** Start Records shown **
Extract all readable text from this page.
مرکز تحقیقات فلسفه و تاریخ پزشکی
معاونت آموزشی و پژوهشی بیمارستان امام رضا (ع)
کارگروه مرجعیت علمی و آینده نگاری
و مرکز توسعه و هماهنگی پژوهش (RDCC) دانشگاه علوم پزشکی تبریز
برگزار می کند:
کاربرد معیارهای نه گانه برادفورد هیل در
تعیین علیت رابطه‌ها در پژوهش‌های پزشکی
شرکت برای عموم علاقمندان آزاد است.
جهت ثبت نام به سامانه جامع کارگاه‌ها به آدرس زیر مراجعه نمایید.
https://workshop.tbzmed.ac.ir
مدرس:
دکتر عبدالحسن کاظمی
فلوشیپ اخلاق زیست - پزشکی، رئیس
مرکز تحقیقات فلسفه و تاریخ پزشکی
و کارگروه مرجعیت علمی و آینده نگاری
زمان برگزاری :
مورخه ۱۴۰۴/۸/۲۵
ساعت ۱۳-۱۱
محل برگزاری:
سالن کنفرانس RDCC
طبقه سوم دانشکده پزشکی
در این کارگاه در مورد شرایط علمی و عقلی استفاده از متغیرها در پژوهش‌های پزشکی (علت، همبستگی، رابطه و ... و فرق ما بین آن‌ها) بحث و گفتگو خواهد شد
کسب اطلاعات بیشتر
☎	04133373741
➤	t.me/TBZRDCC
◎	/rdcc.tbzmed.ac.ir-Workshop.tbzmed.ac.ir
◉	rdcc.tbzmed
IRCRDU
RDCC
** End Records shown **
## Exercise aim
Without leaving anything out, quote all the data.

## Result for this task
Extract all readable text from this page.
مرکز تحقیقات فلسفه و تاریخ پزشکی
معاونت آموزشی و پژوهشی بیمارستان امام رضا (ع)
کارگروه مرجعیت علمی و آینده نگاری
و مرکز توسعه و هماهنگی پژوهش (RDCC) دانشگاه علوم پزشکی تبریز
برگزار می کند:
کاربرد معیارهای نه گانه برادفورد هیل در
تعیین علیت رابطه‌ها در پژوهش‌های پزشکی
شرکت برای عموم علاقمندان آزاد است.
جهت ثبت نام به سامانه جامع کارگاه‌ها به آدرس زیر مراجعه نمایید.
https://workshop.tbzmed.ac.ir
مدرس:
دکتر عبدالحسن کاظمی
فلوشیپ اخلاق زیست - پزشکی، رئیس
مرکز تحقیقات فلسفه و تاریخ پزشکی
و کارگروه مرجعیت علمی و آینده نگاری
زمان برگزاری :
مورخه ۱۴۰۴/۸/۲۵
ساعت ۱۳-۱۱
محل برگزاری:
سالن کنفرانس RDCC
طبقه سوم دانشکده پزشکی
در این کارگاه در مورد شرایط علمی و عقلی استفاده از متغیرها در پژوهش‌های پزشکی (علت، همبستگی، رابطه و ... و فرق ما بین آن‌ها) بحث و گفتگو خواهد شد
کسب اطلاعات بیشتر
☎	04133373741
➤	t.me/TBZRDCC
◎	/rdcc.tbzmed.ac.ir-Workshop.tbzmed.ac.ir
◉	rdcc.tbzmed
IRCRDU
RDCC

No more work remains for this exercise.